* start *

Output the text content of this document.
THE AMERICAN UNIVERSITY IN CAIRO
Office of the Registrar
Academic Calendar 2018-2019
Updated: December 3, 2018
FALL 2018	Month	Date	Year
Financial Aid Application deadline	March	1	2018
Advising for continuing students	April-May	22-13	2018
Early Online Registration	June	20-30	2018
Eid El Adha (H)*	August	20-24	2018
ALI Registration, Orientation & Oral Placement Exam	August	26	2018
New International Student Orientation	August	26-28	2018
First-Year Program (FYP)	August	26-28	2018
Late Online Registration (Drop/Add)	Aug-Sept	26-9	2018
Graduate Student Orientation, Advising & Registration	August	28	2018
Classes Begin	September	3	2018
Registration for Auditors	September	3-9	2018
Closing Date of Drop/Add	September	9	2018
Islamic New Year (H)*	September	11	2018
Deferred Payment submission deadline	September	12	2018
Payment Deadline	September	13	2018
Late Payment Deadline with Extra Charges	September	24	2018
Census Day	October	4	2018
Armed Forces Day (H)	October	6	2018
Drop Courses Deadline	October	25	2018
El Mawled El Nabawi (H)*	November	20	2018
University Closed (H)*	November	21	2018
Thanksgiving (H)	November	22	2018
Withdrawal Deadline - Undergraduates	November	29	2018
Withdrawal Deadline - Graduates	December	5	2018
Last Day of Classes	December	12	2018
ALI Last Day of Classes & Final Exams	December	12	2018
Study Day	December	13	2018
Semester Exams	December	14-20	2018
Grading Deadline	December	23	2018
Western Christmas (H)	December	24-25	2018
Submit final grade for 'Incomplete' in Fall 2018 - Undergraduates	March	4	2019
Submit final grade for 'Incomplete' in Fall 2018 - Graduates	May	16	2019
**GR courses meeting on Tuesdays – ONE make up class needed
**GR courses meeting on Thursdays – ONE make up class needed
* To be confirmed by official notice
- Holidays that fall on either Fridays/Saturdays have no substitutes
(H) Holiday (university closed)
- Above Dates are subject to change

* end *

> Task to carry out
Report every line containing the word "Last" from the listing above.

> Answer to the task
Last Day of Classes	December	12	2018
ALI Last Day of Classes & Final Exams	December	12	2018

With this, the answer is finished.